Problem statement: Reproduce the entries below in full, word for word.
━━━ Dataset excerpts ━━━
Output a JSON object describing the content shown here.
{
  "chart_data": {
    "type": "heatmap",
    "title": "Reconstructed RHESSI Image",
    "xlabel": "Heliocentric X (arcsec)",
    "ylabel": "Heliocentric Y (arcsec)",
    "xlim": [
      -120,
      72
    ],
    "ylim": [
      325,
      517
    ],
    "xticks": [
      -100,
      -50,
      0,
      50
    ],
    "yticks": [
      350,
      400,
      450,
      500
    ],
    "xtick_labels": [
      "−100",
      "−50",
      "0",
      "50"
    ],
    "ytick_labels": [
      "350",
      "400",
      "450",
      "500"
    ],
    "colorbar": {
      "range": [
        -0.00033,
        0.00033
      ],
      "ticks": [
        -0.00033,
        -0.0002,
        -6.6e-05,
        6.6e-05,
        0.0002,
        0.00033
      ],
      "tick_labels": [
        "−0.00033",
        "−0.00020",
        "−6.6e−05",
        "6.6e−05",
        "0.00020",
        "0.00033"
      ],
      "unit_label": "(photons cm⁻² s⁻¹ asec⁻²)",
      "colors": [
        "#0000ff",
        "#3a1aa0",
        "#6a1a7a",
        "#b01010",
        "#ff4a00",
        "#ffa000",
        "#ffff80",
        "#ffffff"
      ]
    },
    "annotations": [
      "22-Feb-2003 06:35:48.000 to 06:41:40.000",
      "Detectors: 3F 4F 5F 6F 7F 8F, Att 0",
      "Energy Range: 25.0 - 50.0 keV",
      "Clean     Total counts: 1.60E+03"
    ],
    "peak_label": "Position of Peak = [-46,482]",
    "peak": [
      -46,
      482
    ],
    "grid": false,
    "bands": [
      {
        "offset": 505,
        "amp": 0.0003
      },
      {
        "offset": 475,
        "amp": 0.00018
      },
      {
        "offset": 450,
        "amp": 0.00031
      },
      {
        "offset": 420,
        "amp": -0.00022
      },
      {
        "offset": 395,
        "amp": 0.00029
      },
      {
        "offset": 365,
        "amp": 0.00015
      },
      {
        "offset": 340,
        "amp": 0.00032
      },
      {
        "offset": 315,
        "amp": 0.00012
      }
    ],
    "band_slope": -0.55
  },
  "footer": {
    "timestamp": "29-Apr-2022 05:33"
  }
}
━━━
The reply:
Output a JSON object describing the content shown here.
{
  "chart_data": {
    "type": "heatmap",
    "title": "Reconstructed RHESSI Image",
    "xlabel": "Heliocentric X (arcsec)",
    "ylabel": "Heliocentric Y (arcsec)",
    "xlim": [
      -120,
      72
    ],
    "ylim": [
      325,
      517
    ],
    "xticks": [
      -100,
      -50,
      0,
      50
    ],
    "yticks": [
      350,
      400,
      450,
      500
    ],
    "xtick_labels": [
      "−100",
      "−50",
      "0",
      "50"
    ],
    "ytick_labels": [
      "350",
      "400",
      "450",
      "500"
    ],
    "colorbar": {
      "range": [
        -0.00033,
        0.00033
      ],
      "ticks": [
        -0.00033,
        -0.0002,
        -6.6e-05,
        6.6e-05,
        0.0002,
        0.00033
      ],
      "tick_labels": [
        "−0.00033",
        "−0.00020",
        "−6.6e−05",
        "6.6e−05",
        "0.00020",
        "0.00033"
      ],
      "unit_label": "(photons cm⁻² s⁻¹ asec⁻²)",
      "colors": [
        "#0000ff",
        "#3a1aa0",
        "#6a1a7a",
        "#b01010",
        "#ff4a00",
        "#ffa000",
        "#ffff80",
        "#ffffff"
      ]
    },
    "annotations": [
      "22-Feb-2003 06:35:48.000 to 06:41:40.000",
      "Detectors: 3F 4F 5F 6F 7F 8F, Att 0",
      "Energy Range: 25.0 - 50.0 keV",
      "Clean     Total counts: 1.60E+03"
    ],
    "peak_label": "Position of Peak = [-46,482]",
    "peak": [
      -46,
      482
    ],
    "grid": false,
    "bands": [
      {
        "offset": 505,
        "amp": 0.0003
      },
      {
        "offset": 475,
        "amp": 0.00018
      },
      {
        "offset": 450,
        "amp": 0.00031
      },
      {
        "offset": 420,
        "amp": -0.00022
      },
      {
        "offset": 395,
        "amp": 0.00029
      },
      {
        "offset": 365,
        "amp": 0.00015
      },
      {
        "offset": 340,
        "amp": 0.00032
      },
      {
        "offset": 315,
        "amp": 0.00012
      }
    ],
    "band_slope": -0.55
  },
  "footer": {
    "timestamp": "29-Apr-2022 05:33"
  }
}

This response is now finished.